--- Problem to solve ---
Show all lines from the listing below that contain "eletrônico".

== Records supplied

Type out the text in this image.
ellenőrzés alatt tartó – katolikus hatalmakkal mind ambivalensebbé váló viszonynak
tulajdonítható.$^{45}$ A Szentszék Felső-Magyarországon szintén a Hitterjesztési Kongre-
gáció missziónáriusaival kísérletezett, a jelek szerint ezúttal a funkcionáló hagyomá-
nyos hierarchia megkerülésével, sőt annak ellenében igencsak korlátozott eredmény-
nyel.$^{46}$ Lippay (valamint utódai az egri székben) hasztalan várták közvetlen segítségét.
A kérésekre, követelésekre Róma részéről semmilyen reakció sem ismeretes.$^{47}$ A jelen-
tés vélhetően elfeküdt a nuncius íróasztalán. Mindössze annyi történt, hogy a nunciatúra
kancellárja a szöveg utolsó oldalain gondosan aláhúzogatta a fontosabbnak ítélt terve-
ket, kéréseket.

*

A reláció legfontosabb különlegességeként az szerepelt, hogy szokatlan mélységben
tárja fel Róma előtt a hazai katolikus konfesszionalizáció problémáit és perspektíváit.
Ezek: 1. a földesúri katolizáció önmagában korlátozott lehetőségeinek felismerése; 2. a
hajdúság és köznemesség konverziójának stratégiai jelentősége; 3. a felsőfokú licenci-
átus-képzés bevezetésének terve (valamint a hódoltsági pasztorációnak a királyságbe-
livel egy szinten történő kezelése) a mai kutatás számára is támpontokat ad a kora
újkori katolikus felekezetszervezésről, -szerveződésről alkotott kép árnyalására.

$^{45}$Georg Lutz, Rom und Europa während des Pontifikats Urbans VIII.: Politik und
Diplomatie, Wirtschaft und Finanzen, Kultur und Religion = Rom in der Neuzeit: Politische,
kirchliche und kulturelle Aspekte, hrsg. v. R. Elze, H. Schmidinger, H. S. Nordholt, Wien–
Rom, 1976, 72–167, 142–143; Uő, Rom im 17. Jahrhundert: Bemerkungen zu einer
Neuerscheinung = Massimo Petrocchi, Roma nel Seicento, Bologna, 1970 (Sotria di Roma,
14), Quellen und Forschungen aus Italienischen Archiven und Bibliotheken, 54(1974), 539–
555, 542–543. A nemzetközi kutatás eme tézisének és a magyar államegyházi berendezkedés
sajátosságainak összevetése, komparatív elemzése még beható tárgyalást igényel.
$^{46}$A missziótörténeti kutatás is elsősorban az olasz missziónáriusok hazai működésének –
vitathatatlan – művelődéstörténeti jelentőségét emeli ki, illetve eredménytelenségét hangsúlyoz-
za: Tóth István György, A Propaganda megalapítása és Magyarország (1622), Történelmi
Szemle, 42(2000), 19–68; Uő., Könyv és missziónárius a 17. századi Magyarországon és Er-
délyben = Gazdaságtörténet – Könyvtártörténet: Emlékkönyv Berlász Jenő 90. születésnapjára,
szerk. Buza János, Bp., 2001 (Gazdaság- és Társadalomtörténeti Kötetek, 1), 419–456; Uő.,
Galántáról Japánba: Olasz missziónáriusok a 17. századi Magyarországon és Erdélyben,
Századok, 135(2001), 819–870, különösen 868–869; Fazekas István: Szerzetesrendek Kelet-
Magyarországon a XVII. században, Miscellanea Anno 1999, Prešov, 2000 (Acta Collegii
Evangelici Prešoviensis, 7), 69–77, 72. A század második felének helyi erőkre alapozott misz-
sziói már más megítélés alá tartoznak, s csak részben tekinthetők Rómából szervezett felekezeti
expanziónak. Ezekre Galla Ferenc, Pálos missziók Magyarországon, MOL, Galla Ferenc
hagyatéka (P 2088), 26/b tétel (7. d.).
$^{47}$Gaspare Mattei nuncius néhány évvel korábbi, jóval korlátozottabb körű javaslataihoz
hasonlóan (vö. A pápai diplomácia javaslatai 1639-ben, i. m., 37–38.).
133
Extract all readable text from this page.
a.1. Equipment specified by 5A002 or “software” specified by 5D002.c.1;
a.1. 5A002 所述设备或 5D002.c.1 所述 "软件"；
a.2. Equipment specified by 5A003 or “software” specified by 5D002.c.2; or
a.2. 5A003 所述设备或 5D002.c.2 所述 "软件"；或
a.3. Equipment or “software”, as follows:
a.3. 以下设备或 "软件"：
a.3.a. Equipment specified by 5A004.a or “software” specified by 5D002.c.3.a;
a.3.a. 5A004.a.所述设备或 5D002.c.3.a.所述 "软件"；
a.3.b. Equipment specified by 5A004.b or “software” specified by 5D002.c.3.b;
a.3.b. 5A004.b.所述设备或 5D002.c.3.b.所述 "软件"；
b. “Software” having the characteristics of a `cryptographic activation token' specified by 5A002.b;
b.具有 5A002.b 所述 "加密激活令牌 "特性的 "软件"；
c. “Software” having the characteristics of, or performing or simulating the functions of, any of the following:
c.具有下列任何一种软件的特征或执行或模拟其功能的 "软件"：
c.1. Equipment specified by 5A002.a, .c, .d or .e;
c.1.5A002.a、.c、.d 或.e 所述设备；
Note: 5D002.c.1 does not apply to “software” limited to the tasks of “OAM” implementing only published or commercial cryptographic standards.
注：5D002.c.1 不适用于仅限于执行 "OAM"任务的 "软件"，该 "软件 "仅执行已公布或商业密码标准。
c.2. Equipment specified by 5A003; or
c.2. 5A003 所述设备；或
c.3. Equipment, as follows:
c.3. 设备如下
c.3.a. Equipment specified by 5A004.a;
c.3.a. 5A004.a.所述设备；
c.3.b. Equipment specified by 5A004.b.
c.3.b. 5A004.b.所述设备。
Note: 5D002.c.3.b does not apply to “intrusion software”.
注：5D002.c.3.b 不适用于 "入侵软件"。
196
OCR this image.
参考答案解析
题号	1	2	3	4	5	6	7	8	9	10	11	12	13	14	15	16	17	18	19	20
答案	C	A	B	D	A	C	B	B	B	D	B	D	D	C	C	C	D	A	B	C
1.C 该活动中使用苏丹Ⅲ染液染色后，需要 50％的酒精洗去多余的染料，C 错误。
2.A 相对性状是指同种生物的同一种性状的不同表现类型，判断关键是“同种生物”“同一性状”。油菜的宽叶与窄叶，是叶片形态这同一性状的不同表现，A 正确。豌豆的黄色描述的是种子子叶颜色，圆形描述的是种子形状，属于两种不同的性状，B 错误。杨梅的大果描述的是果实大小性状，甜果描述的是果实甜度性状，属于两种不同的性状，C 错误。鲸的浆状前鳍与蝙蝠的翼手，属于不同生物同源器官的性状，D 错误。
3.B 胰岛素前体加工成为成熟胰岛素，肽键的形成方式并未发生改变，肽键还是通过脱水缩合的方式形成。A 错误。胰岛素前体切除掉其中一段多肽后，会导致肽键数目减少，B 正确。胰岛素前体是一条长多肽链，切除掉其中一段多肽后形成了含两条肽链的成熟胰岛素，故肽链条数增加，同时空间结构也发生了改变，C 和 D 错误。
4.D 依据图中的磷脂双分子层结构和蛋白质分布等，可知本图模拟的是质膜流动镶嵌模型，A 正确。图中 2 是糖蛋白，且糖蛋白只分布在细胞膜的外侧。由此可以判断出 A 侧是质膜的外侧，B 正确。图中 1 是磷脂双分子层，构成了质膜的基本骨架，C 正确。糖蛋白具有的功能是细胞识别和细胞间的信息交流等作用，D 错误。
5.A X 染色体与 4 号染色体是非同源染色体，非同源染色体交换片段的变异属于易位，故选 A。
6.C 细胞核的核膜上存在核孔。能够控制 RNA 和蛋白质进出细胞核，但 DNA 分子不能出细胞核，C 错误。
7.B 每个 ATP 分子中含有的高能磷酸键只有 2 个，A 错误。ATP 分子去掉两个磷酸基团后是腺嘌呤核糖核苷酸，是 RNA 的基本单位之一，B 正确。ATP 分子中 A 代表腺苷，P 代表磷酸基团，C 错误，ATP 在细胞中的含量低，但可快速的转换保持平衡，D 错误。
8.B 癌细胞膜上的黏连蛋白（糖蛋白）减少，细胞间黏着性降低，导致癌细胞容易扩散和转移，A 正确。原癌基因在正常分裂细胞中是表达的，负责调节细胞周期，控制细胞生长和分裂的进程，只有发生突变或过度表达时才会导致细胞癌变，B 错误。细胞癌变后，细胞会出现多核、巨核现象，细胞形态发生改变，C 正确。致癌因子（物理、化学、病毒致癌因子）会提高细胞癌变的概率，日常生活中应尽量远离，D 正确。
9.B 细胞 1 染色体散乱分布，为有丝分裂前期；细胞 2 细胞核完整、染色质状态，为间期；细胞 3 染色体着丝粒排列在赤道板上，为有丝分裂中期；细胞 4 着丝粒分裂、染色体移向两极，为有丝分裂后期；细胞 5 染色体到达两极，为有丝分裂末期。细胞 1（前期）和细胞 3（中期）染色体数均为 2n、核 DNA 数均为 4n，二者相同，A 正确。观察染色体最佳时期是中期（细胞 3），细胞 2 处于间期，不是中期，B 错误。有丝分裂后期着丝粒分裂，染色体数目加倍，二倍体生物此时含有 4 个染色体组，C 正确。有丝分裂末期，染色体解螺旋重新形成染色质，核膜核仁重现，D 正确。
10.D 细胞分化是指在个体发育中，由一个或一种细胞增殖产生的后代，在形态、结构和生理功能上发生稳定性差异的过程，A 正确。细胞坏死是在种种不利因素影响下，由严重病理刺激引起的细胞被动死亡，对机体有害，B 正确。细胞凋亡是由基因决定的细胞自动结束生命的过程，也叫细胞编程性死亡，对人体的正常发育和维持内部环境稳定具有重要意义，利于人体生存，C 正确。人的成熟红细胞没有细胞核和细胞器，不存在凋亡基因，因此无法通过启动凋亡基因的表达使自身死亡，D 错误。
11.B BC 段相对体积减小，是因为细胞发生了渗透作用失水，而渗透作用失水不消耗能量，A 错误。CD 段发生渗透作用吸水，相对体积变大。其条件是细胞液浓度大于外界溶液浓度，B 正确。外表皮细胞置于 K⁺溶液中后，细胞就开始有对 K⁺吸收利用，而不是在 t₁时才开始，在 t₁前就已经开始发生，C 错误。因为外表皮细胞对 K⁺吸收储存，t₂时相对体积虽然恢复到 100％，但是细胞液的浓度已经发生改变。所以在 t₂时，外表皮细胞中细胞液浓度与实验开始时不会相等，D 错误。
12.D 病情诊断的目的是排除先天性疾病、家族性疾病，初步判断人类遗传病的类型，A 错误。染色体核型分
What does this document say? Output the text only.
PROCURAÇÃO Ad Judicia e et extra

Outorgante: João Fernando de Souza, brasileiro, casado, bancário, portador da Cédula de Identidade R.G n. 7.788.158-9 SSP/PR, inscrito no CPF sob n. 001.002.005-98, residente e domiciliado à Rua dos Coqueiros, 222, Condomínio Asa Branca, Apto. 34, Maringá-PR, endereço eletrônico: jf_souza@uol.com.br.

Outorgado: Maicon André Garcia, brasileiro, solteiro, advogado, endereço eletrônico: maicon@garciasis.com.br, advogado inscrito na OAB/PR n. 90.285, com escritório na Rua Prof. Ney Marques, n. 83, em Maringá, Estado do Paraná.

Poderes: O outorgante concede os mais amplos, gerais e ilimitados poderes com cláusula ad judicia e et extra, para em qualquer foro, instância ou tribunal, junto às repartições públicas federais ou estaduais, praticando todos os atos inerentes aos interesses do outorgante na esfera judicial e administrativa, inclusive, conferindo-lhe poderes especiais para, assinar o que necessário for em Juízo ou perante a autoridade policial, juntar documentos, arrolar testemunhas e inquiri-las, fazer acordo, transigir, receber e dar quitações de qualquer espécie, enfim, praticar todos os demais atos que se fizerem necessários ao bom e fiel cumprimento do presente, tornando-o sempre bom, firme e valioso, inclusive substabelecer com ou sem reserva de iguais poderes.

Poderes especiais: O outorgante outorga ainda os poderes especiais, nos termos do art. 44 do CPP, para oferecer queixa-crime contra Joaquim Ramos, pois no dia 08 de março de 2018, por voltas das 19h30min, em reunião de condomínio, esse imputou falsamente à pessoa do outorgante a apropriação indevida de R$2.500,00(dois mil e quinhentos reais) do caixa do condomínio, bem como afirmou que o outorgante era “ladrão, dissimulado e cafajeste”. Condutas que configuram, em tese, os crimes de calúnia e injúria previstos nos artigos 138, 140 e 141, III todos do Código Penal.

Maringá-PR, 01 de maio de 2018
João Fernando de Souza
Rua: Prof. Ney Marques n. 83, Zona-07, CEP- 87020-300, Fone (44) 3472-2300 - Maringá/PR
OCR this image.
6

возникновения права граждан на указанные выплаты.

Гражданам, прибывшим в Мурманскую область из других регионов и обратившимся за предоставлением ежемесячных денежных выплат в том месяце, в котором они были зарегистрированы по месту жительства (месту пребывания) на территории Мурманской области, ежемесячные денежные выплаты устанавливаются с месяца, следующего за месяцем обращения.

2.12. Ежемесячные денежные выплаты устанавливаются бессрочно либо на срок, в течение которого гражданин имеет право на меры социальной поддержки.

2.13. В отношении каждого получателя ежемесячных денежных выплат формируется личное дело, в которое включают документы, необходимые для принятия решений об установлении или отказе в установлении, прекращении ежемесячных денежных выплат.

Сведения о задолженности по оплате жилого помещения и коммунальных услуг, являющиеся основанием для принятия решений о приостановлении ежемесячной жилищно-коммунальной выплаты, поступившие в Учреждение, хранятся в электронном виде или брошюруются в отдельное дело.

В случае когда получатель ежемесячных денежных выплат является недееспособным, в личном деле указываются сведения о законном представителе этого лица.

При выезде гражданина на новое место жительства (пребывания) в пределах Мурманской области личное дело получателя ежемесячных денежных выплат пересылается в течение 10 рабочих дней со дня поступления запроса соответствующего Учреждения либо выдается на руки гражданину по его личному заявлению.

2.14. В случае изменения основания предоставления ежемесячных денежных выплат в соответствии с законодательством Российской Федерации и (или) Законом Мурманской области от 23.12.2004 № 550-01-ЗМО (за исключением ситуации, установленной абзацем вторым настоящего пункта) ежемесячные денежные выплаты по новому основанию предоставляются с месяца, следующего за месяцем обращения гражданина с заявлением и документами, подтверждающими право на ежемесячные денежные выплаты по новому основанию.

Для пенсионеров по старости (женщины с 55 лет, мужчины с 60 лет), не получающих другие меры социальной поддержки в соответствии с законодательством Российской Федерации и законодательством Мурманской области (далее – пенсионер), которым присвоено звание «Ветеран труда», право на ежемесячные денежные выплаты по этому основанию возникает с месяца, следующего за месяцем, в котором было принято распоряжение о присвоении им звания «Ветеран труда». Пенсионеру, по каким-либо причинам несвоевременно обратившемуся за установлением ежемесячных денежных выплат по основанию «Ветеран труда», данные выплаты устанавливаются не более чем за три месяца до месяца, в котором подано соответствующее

====

--- Answer to the task ---
Outorgante: João Fernando de Souza, brasileiro, casado, bancário, portador da Cédula de Identidade R.G n. 7.788.158-9 SSP/PR, inscrito no CPF sob n. 001.002.005-98, residente e domiciliado à Rua dos Coqueiros, 222, Condomínio Asa Branca, Apto. 34, Maringá-PR, endereço eletrônico: jf_souza@uol.com.br.
Outorgado: Maicon André Garcia, brasileiro, solteiro, advogado, endereço eletrônico: maicon@garciasis.com.br, advogado inscrito na OAB/PR n. 90.285, com escritório na Rua Prof. Ney Marques, n. 83, em Maringá, Estado do Paraná.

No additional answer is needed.